-- The request --
Set down the rows below verbatim, starting at the first row and ending at the row that contains "y-right-tick-label: 0.06 xyxy=(1510,530,1608,581)", both included.
————
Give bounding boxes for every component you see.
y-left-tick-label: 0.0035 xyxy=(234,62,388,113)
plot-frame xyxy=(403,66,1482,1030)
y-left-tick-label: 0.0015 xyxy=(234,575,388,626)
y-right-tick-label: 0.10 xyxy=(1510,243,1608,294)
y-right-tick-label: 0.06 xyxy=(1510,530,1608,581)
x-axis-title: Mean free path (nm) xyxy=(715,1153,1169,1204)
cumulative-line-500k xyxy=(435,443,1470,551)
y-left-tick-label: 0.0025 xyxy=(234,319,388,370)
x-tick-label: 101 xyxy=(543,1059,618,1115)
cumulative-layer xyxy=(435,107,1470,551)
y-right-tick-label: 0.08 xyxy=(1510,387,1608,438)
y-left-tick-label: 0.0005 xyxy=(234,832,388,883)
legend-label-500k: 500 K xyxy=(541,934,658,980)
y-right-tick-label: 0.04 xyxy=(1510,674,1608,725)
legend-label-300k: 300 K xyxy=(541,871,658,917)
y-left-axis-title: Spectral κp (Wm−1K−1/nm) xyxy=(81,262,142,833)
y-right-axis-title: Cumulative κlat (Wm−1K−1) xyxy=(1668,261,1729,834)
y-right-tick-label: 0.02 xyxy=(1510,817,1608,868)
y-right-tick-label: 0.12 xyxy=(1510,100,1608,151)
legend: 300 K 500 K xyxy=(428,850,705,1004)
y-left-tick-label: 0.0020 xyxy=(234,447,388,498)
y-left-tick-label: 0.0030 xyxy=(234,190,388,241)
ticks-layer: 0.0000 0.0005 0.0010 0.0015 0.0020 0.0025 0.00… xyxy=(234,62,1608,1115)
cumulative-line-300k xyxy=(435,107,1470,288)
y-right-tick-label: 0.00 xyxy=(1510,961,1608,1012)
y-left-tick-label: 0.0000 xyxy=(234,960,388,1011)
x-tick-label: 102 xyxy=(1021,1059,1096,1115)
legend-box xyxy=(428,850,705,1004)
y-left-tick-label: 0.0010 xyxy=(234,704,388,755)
————
-- Exercise answer --
Give bounding boxes for every component you see.
y-left-tick-label: 0.0035 xyxy=(234,62,388,113)
plot-frame xyxy=(403,66,1482,1030)
y-left-tick-label: 0.0015 xyxy=(234,575,388,626)
y-right-tick-label: 0.10 xyxy=(1510,243,1608,294)
y-right-tick-label: 0.06 xyxy=(1510,530,1608,581)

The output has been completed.